[start RECORD SET]

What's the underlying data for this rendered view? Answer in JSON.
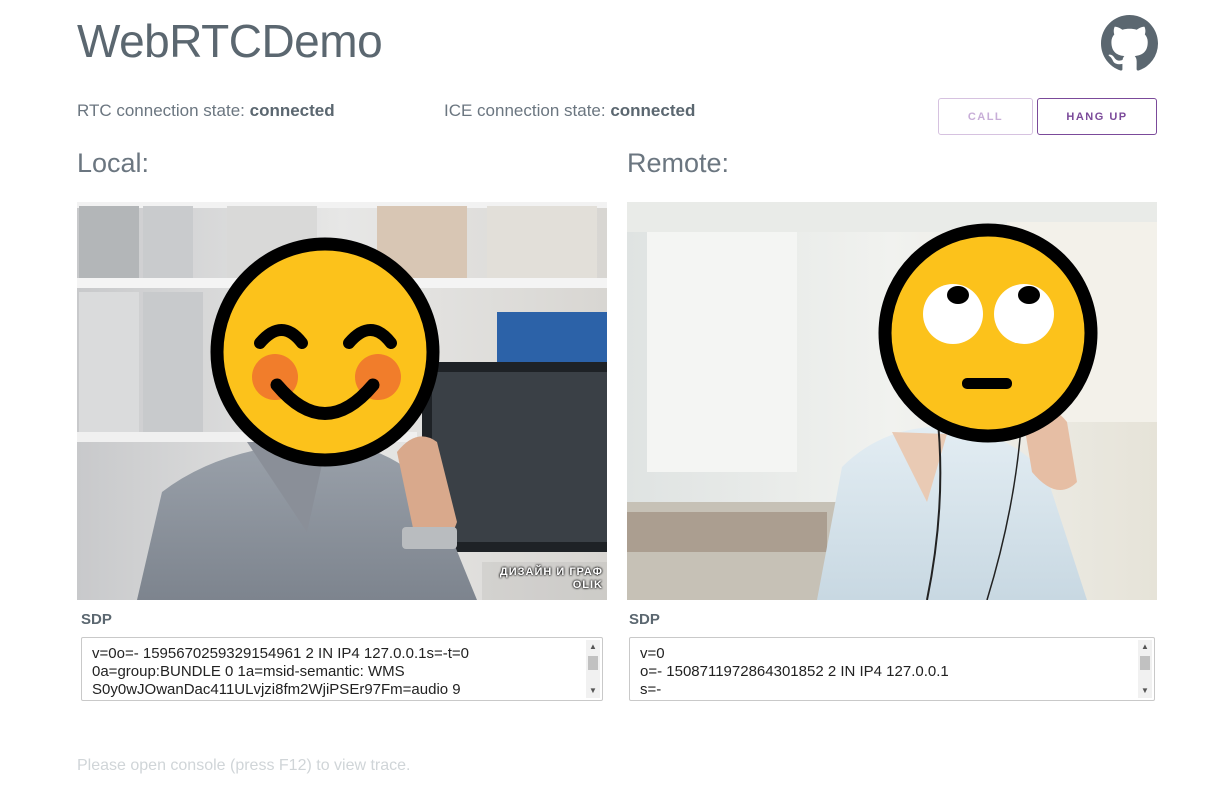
{
  "app": {
    "title": "WebRTCDemo"
  },
  "status": {
    "rtc_label": "RTC connection state:",
    "rtc_value": "connected",
    "ice_label": "ICE connection state:",
    "ice_value": "connected"
  },
  "buttons": {
    "call": "CALL",
    "hang_up": "HANG UP"
  },
  "local": {
    "label": "Local:",
    "sdp_label": "SDP",
    "sdp_text": "v=0o=- 1595670259329154961 2 IN IP4 127.0.0.1s=-t=0\n0a=group:BUNDLE 0 1a=msid-semantic: WMS\nS0y0wJOwanDac411ULvjzi8fm2WjiPSEr97Fm=audio 9",
    "watermark_line1": "ДИЗАЙН И ГРАФ",
    "watermark_line2": "OLIK"
  },
  "remote": {
    "label": "Remote:",
    "sdp_label": "SDP",
    "sdp_text": "v=0\no=- 1508711972864301852 2 IN IP4 127.0.0.1\ns=-"
  },
  "footer": {
    "text": "Please open console (press F12) to view trace."
  },
  "colors": {
    "accent": "#7b4a9a",
    "emoji_yellow": "#fcc21b",
    "emoji_outline": "#000000",
    "cheek": "#ed6c30"
  }
}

[end RECORD SET]

GOAL: Using the listing, copy every line where the word "connected" shows up.

WRITTEN SOLUTION:
    "rtc_value": "connected",
    "ice_value": "connected"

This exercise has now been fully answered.